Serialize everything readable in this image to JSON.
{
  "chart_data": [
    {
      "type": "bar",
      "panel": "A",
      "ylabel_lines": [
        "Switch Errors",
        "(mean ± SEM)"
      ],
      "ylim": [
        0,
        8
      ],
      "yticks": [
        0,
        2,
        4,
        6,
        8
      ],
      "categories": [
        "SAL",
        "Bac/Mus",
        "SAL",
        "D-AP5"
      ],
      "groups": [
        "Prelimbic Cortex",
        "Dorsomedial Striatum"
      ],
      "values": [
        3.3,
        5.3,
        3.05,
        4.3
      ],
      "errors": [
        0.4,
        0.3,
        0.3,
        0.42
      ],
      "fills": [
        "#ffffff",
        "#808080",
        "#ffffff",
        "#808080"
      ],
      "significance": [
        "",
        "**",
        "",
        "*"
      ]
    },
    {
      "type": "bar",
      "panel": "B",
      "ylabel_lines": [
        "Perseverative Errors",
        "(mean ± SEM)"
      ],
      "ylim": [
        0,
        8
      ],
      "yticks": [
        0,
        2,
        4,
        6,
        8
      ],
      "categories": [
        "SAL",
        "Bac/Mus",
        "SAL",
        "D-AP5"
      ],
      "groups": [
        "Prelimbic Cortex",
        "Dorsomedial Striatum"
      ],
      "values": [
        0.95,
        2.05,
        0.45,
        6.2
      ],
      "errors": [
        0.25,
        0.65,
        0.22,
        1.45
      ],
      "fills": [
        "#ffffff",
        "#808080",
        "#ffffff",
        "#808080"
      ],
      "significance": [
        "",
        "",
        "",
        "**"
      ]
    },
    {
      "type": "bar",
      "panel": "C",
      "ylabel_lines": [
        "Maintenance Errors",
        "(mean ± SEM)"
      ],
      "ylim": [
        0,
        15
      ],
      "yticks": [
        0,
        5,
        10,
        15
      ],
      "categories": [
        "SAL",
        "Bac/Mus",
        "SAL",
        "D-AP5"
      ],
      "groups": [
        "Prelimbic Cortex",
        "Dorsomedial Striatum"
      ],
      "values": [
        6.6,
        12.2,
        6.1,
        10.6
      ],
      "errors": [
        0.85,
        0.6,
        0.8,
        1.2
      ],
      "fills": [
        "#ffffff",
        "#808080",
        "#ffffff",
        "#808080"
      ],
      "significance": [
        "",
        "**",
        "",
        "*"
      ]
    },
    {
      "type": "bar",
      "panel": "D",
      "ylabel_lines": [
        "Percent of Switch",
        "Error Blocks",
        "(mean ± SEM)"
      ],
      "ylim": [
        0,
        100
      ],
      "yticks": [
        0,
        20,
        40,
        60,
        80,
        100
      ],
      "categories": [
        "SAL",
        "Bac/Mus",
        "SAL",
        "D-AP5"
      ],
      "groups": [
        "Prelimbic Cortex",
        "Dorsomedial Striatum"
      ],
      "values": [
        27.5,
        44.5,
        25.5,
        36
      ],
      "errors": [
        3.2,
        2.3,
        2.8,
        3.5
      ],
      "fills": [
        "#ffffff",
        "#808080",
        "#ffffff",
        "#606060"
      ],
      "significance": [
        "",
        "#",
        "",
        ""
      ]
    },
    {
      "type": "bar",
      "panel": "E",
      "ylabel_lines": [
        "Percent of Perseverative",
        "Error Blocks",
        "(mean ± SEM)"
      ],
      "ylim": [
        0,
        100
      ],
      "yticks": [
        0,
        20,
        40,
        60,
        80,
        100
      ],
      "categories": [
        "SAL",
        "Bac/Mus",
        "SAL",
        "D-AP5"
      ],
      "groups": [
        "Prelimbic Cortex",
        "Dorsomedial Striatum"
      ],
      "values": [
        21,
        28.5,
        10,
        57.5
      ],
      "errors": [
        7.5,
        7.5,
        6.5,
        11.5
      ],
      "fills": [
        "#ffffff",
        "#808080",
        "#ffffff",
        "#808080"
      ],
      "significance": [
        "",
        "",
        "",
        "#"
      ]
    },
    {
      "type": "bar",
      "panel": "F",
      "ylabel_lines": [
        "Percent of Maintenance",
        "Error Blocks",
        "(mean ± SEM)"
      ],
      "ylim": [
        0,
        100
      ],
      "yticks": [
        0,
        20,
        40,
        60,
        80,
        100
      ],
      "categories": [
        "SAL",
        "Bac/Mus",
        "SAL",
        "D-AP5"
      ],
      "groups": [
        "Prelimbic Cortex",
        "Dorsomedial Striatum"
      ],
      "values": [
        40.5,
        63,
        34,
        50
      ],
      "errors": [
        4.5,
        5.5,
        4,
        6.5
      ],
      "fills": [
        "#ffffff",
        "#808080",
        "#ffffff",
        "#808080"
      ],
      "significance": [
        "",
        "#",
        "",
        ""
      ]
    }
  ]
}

WRITTEN PROBLEM — Extract every line from the records above that contains the word "Maintenance".

RESPONSE TO THIS TASK —
        "Maintenance Errors",
        "Percent of Maintenance",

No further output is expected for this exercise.